WORK INSTRUCTIONS =>
Copy every line of the data in which the word "empleo" occurs.

-- begin MATERIAL SUPPLIED --

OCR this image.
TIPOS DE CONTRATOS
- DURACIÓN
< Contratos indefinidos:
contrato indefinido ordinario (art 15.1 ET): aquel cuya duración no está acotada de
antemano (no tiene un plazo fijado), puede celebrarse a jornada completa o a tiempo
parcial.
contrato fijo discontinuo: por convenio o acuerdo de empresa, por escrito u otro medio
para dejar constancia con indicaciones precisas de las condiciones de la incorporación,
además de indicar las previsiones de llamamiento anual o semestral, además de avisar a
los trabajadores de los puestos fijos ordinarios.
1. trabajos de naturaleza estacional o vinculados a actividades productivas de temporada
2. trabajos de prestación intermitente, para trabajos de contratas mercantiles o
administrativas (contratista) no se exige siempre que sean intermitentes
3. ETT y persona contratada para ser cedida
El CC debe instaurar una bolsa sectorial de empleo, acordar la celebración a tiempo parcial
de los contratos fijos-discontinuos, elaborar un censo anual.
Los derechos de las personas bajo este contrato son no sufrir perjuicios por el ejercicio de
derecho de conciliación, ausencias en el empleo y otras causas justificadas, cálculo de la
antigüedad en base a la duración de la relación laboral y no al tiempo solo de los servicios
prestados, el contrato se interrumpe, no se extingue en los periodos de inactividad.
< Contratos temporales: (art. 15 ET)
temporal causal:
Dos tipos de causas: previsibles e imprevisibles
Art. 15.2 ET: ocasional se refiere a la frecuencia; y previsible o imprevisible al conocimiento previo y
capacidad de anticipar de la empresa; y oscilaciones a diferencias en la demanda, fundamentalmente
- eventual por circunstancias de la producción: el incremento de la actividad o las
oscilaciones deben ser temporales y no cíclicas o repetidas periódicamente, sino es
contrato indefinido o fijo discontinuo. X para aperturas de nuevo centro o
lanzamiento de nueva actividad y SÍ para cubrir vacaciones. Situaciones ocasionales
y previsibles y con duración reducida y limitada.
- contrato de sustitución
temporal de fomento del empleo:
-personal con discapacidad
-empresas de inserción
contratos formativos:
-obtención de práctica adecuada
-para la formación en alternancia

-- end MATERIAL SUPPLIED --

ANSWER IN FULL =>
El CC debe instaurar una bolsa sectorial de empleo, acordar la celebración a tiempo parcial
derecho de conciliación, ausencias en el empleo y otras causas justificadas, cálculo de la
temporal de fomento del empleo:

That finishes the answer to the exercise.